-------- The data

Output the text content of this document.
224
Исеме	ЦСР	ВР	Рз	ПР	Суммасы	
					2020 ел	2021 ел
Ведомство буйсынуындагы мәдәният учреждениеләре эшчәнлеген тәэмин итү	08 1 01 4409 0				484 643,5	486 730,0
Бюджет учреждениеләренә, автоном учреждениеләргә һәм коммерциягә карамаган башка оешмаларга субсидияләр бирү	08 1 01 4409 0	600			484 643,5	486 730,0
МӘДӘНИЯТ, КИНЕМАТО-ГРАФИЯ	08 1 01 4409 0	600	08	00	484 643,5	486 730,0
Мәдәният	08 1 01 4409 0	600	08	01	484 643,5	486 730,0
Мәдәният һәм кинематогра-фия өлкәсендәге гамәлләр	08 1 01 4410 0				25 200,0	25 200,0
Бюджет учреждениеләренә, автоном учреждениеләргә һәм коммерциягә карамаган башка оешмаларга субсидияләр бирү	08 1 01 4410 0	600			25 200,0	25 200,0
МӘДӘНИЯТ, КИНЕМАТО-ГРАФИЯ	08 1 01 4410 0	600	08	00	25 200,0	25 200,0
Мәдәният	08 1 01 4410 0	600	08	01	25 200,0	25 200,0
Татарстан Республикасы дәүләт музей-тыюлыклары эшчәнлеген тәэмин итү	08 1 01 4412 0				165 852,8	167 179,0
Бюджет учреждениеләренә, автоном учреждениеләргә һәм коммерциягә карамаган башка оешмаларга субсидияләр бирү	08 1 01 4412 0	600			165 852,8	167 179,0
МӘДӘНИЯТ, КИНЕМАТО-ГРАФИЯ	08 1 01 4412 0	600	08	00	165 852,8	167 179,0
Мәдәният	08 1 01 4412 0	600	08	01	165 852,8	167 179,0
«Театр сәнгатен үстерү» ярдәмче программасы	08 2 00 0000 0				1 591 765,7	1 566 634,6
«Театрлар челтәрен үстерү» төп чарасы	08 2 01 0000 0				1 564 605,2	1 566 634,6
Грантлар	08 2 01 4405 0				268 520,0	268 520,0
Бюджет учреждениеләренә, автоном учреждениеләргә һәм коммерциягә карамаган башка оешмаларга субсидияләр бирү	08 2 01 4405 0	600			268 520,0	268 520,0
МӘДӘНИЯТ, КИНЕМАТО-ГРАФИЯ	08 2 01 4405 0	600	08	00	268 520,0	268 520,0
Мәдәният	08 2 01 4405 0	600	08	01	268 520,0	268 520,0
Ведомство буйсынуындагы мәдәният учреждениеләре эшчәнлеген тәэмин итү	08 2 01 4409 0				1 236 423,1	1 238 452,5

----------------

(Task to carry out): The records above should be duplicated in full, exactly as given.

(Result of the exercise):
Output the text content of this document.
224
Исеме	ЦСР	ВР	Рз	ПР	Суммасы	
					2020 ел	2021 ел
Ведомство буйсынуындагы мәдәният учреждениеләре эшчәнлеген тәэмин итү	08 1 01 4409 0				484 643,5	486 730,0
Бюджет учреждениеләренә, автоном учреждениеләргә һәм коммерциягә карамаган башка оешмаларга субсидияләр бирү	08 1 01 4409 0	600			484 643,5	486 730,0
МӘДӘНИЯТ, КИНЕМАТО-ГРАФИЯ	08 1 01 4409 0	600	08	00	484 643,5	486 730,0
Мәдәният	08 1 01 4409 0	600	08	01	484 643,5	486 730,0
Мәдәният һәм кинематогра-фия өлкәсендәге гамәлләр	08 1 01 4410 0				25 200,0	25 200,0
Бюджет учреждениеләренә, автоном учреждениеләргә һәм коммерциягә карамаган башка оешмаларга субсидияләр бирү	08 1 01 4410 0	600			25 200,0	25 200,0
МӘДӘНИЯТ, КИНЕМАТО-ГРАФИЯ	08 1 01 4410 0	600	08	00	25 200,0	25 200,0
Мәдәният	08 1 01 4410 0	600	08	01	25 200,0	25 200,0
Татарстан Республикасы дәүләт музей-тыюлыклары эшчәнлеген тәэмин итү	08 1 01 4412 0				165 852,8	167 179,0
Бюджет учреждениеләренә, автоном учреждениеләргә һәм коммерциягә карамаган башка оешмаларга субсидияләр бирү	08 1 01 4412 0	600			165 852,8	167 179,0
МӘДӘНИЯТ, КИНЕМАТО-ГРАФИЯ	08 1 01 4412 0	600	08	00	165 852,8	167 179,0
Мәдәният	08 1 01 4412 0	600	08	01	165 852,8	167 179,0
«Театр сәнгатен үстерү» ярдәмче программасы	08 2 00 0000 0				1 591 765,7	1 566 634,6
«Театрлар челтәрен үстерү» төп чарасы	08 2 01 0000 0				1 564 605,2	1 566 634,6
Грантлар	08 2 01 4405 0				268 520,0	268 520,0
Бюджет учреждениеләренә, автоном учреждениеләргә һәм коммерциягә карамаган башка оешмаларга субсидияләр бирү	08 2 01 4405 0	600			268 520,0	268 520,0
МӘДӘНИЯТ, КИНЕМАТО-ГРАФИЯ	08 2 01 4405 0	600	08	00	268 520,0	268 520,0
Мәдәният	08 2 01 4405 0	600	08	01	268 520,0	268 520,0
Ведомство буйсынуындагы мәдәният учреждениеләре эшчәнлеген тәэмин итү	08 2 01 4409 0				1 236 423,1	1 238 452,5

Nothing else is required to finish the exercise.